• _WHAT YOU SHOULD DO_: Reproduce the data exactly.

+++ DATA SECTION

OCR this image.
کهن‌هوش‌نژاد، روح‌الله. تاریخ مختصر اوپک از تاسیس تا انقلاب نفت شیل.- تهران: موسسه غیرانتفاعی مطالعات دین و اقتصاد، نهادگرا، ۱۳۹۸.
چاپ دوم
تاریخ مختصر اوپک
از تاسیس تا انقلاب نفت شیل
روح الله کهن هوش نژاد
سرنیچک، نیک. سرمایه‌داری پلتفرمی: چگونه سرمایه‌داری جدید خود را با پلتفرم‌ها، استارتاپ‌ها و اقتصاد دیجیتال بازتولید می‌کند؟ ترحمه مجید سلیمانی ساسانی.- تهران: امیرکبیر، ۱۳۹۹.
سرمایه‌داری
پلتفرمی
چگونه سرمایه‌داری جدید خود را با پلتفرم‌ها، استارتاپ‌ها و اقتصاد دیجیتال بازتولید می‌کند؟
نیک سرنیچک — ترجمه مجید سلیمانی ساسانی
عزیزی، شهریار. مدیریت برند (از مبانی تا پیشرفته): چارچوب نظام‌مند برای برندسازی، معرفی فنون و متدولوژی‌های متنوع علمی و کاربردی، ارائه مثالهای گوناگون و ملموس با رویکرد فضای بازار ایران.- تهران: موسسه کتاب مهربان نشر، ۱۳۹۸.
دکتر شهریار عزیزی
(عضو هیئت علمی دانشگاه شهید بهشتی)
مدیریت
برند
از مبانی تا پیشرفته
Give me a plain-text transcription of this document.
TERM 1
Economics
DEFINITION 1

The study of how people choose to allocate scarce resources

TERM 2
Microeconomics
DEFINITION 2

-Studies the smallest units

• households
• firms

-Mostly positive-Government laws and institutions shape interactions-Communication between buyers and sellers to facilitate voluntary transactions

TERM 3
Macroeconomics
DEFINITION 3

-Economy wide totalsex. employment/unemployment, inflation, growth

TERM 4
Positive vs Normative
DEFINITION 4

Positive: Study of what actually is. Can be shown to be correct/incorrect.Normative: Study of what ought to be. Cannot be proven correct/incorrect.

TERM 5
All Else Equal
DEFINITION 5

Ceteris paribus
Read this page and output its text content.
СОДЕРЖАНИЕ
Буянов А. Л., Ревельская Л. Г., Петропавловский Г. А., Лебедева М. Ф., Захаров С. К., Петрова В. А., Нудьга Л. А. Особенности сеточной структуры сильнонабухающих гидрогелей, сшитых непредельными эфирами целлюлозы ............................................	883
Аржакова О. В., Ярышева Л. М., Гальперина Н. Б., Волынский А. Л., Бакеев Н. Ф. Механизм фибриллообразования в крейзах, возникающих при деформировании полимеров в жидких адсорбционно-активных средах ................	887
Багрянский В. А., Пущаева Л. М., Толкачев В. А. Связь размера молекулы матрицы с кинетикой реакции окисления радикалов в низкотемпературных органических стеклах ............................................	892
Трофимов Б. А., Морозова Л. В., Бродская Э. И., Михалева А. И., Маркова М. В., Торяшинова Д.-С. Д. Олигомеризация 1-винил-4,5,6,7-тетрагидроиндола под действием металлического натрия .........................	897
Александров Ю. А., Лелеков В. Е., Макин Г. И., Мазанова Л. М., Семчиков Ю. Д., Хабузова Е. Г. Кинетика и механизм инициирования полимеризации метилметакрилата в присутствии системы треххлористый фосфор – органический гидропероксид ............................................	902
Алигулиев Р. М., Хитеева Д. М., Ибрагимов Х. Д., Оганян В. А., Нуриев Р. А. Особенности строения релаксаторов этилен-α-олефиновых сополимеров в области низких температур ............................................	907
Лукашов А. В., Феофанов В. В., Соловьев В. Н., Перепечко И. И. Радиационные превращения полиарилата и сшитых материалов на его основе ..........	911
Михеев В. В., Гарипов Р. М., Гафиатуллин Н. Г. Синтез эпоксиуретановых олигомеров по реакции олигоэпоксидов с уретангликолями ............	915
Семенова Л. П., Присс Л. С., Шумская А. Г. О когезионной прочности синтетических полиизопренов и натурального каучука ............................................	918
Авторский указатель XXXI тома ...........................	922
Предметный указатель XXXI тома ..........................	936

++++++

• _WRITTEN SOLUTION_:
OCR this image.
کهن‌هوش‌نژاد، روح‌الله. تاریخ مختصر اوپک از تاسیس تا انقلاب نفت شیل.- تهران: موسسه غیرانتفاعی مطالعات دین و اقتصاد، نهادگرا، ۱۳۹۸.
چاپ دوم
تاریخ مختصر اوپک
از تاسیس تا انقلاب نفت شیل
روح الله کهن هوش نژاد
سرنیچک، نیک. سرمایه‌داری پلتفرمی: چگونه سرمایه‌داری جدید خود را با پلتفرم‌ها، استارتاپ‌ها و اقتصاد دیجیتال بازتولید می‌کند؟ ترحمه مجید سلیمانی ساسانی.- تهران: امیرکبیر، ۱۳۹۹.
سرمایه‌داری
پلتفرمی
چگونه سرمایه‌داری جدید خود را با پلتفرم‌ها، استارتاپ‌ها و اقتصاد دیجیتال بازتولید می‌کند؟
نیک سرنیچک — ترجمه مجید سلیمانی ساسانی
عزیزی، شهریار. مدیریت برند (از مبانی تا پیشرفته): چارچوب نظام‌مند برای برندسازی، معرفی فنون و متدولوژی‌های متنوع علمی و کاربردی، ارائه مثالهای گوناگون و ملموس با رویکرد فضای بازار ایران.- تهران: موسسه کتاب مهربان نشر، ۱۳۹۸.
دکتر شهریار عزیزی
(عضو هیئت علمی دانشگاه شهید بهشتی)
مدیریت
برند
از مبانی تا پیشرفته
Give me a plain-text transcription of this document.
TERM 1
Economics
DEFINITION 1

The study of how people choose to allocate scarce resources

TERM 2
Microeconomics
DEFINITION 2

-Studies the smallest units

• households
• firms

-Mostly positive-Government laws and institutions shape interactions-Communication between buyers and sellers to facilitate voluntary transactions

TERM 3
Macroeconomics
DEFINITION 3

-Economy wide totalsex. employment/unemployment, inflation, growth

TERM 4
Positive vs Normative
DEFINITION 4

Positive: Study of what actually is. Can be shown to be correct/incorrect.Normative: Study of what ought to be. Cannot be proven correct/incorrect.

TERM 5
All Else Equal
DEFINITION 5

Ceteris paribus
Read this page and output its text content.
СОДЕРЖАНИЕ
Буянов А. Л., Ревельская Л. Г., Петропавловский Г. А., Лебедева М. Ф., Захаров С. К., Петрова В. А., Нудьга Л. А. Особенности сеточной структуры сильнонабухающих гидрогелей, сшитых непредельными эфирами целлюлозы ............................................	883
Аржакова О. В., Ярышева Л. М., Гальперина Н. Б., Волынский А. Л., Бакеев Н. Ф. Механизм фибриллообразования в крейзах, возникающих при деформировании полимеров в жидких адсорбционно-активных средах ................	887
Багрянский В. А., Пущаева Л. М., Толкачев В. А. Связь размера молекулы матрицы с кинетикой реакции окисления радикалов в низкотемпературных органических стеклах ............................................	892
Трофимов Б. А., Морозова Л. В., Бродская Э. И., Михалева А. И., Маркова М. В., Торяшинова Д.-С. Д. Олигомеризация 1-винил-4,5,6,7-тетрагидроиндола под действием металлического натрия .........................	897
Александров Ю. А., Лелеков В. Е., Макин Г. И., Мазанова Л. М., Семчиков Ю. Д., Хабузова Е. Г. Кинетика и механизм инициирования полимеризации метилметакрилата в присутствии системы треххлористый фосфор – органический гидропероксид ............................................	902
Алигулиев Р. М., Хитеева Д. М., Ибрагимов Х. Д., Оганян В. А., Нуриев Р. А. Особенности строения релаксаторов этилен-α-олефиновых сополимеров в области низких температур ............................................	907
Лукашов А. В., Феофанов В. В., Соловьев В. Н., Перепечко И. И. Радиационные превращения полиарилата и сшитых материалов на его основе ..........	911
Михеев В. В., Гарипов Р. М., Гафиатуллин Н. Г. Синтез эпоксиуретановых олигомеров по реакции олигоэпоксидов с уретангликолями ............	915
Семенова Л. П., Присс Л. С., Шумская А. Г. О когезионной прочности синтетических полиизопренов и натурального каучука ............................................	918
Авторский указатель XXXI тома ...........................	922
Предметный указатель XXXI тома ..........................	936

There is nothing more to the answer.